## Start Input material

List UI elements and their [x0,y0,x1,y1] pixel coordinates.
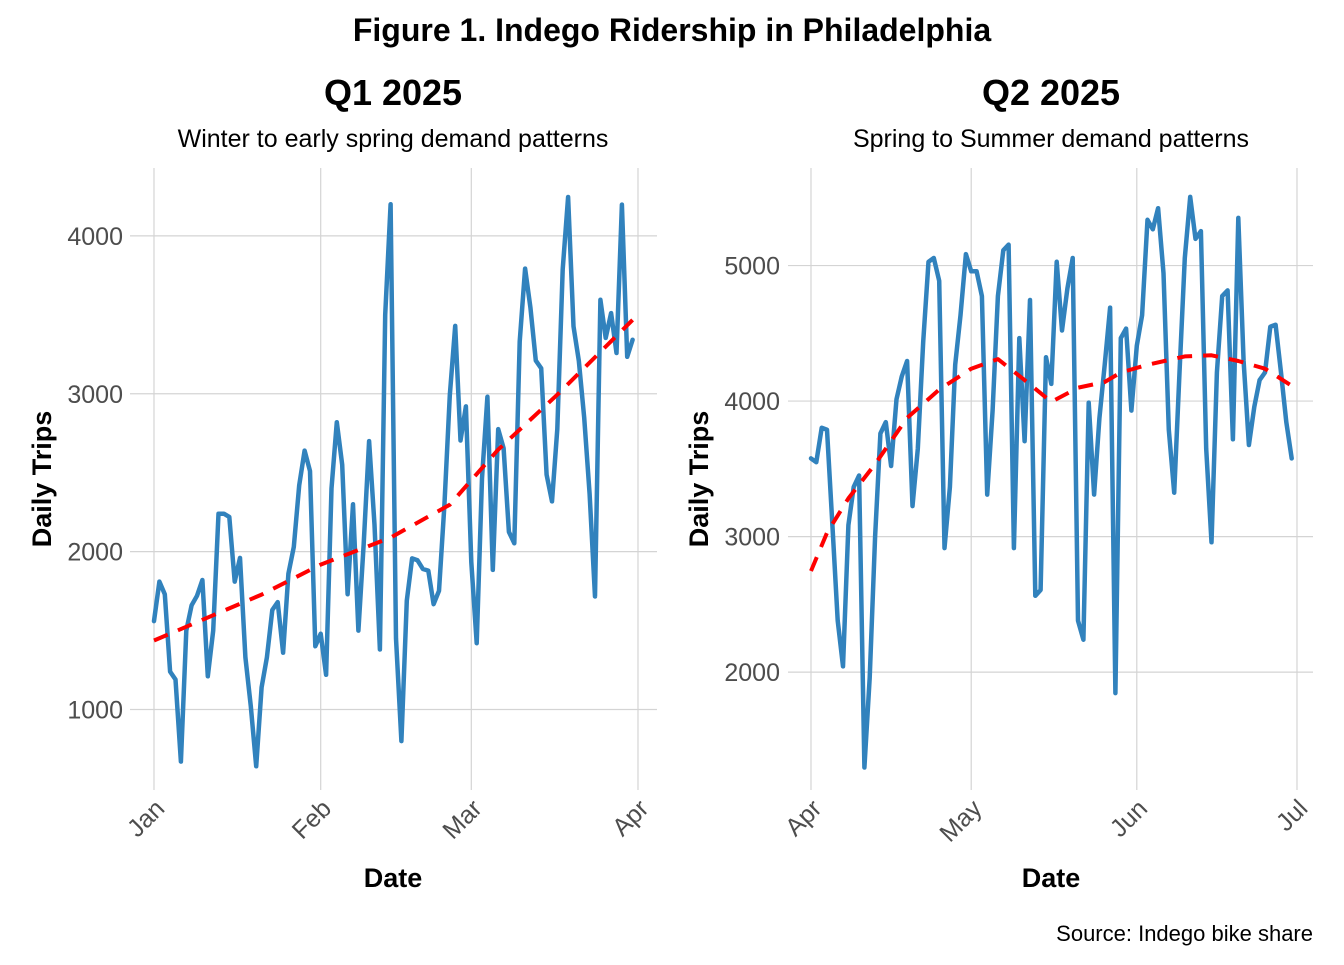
y-tick-label: 2000 [67,539,123,567]
trend-line [809,353,1293,572]
daily-trips-line [808,194,1294,770]
x-tick-label: Feb [287,794,337,844]
daily-trips-line [151,194,635,769]
panel-title: Q1 2025 [324,72,462,113]
panel-q1: Q1 2025 Winter to early spring demand pa… [27,72,657,893]
x-tick-label: Apr [607,794,654,841]
y-axis-label: Daily Trips [27,411,57,548]
panel-subtitle: Winter to early spring demand patterns [178,125,609,153]
y-tick-label: 1000 [67,696,123,724]
panel-q2: Q2 2025 Spring to Summer demand patterns… [684,72,1313,893]
source-caption: Source: Indego bike share [1056,921,1313,946]
y-axis-label: Daily Trips [684,411,714,548]
y-tick-label: 3000 [67,381,123,409]
panel-subtitle: Spring to Summer demand patterns [853,125,1249,153]
x-axis-label: Date [364,863,423,893]
figure-title: Figure 1. Indego Ridership in Philadelph… [353,12,992,48]
y-tick-label: 4000 [724,388,780,416]
x-tick-label: May [934,794,988,848]
panel-title: Q2 2025 [982,72,1120,113]
x-tick-label: Jul [1271,794,1313,836]
x-tick-label: Mar [437,794,487,844]
y-tick-label: 5000 [724,253,780,281]
y-tick-label: 3000 [724,524,780,552]
trend-line [153,318,635,643]
y-tick-label: 2000 [724,659,780,687]
y-tick-label: 4000 [67,223,123,251]
x-axis-label: Date [1022,863,1081,893]
x-tick-label: Apr [780,794,827,841]
x-tick-label: Jan [122,794,170,842]
x-tick-label: Jun [1105,794,1153,842]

## End Input material

- Required task -
Reproduce every one of the lines above verbatim, omitting the picture.

- Task solution -
List UI elements and their [x0,y0,x1,y1] pixel coordinates.
y-tick-label: 2000 [67,539,123,567]
trend-line [809,353,1293,572]
daily-trips-line [808,194,1294,770]
x-tick-label: Feb [287,794,337,844]
daily-trips-line [151,194,635,769]
panel-title: Q1 2025 [324,72,462,113]
panel-q1: Q1 2025 Winter to early spring demand pa… [27,72,657,893]
x-tick-label: Apr [607,794,654,841]
y-axis-label: Daily Trips [27,411,57,548]
panel-subtitle: Winter to early spring demand patterns [178,125,609,153]
y-tick-label: 1000 [67,696,123,724]
panel-q2: Q2 2025 Spring to Summer demand patterns… [684,72,1313,893]
source-caption: Source: Indego bike share [1056,921,1313,946]
y-axis-label: Daily Trips [684,411,714,548]
y-tick-label: 3000 [67,381,123,409]
panel-subtitle: Spring to Summer demand patterns [853,125,1249,153]
x-axis-label: Date [364,863,423,893]
figure-title: Figure 1. Indego Ridership in Philadelph… [353,12,992,48]
y-tick-label: 4000 [724,388,780,416]
x-tick-label: May [934,794,988,848]
panel-title: Q2 2025 [982,72,1120,113]
x-tick-label: Jul [1271,794,1313,836]
x-tick-label: Mar [437,794,487,844]
y-tick-label: 5000 [724,253,780,281]
y-tick-label: 3000 [724,524,780,552]
trend-line [153,318,635,643]
y-tick-label: 2000 [724,659,780,687]
y-tick-label: 4000 [67,223,123,251]
x-axis-label: Date [1022,863,1081,893]
x-tick-label: Apr [780,794,827,841]
x-tick-label: Jan [122,794,170,842]
x-tick-label: Jun [1105,794,1153,842]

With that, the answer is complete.